■ **What the task asks**
Select and reproduce each line of the listing below that bears the string "Assignable".
[START]
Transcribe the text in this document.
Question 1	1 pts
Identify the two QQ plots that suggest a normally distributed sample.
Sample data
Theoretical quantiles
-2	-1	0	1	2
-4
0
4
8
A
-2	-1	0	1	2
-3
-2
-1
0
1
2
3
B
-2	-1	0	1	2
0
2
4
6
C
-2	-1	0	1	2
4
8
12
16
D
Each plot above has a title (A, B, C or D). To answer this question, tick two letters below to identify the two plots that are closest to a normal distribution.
[END]
[START]
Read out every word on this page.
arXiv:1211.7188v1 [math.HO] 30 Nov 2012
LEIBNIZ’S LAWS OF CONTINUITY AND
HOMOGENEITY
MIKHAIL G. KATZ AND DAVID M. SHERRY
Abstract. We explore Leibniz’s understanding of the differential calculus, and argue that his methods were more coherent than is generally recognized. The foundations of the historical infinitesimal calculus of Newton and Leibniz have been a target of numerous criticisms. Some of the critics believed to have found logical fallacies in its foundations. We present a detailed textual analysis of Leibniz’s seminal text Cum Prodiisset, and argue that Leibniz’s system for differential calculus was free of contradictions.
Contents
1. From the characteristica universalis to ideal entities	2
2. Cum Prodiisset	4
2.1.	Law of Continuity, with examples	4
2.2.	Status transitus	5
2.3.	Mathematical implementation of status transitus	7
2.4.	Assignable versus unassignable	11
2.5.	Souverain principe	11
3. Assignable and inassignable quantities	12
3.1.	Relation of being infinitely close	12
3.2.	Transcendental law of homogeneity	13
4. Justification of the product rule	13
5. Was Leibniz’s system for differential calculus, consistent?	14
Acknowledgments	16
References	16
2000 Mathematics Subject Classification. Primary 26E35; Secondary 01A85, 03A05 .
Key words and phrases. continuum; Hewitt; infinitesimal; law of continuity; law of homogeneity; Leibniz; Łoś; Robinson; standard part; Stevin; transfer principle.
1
[END]
■ **Complete response**
2.4.	Assignable versus unassignable	11
3. Assignable and inassignable quantities	12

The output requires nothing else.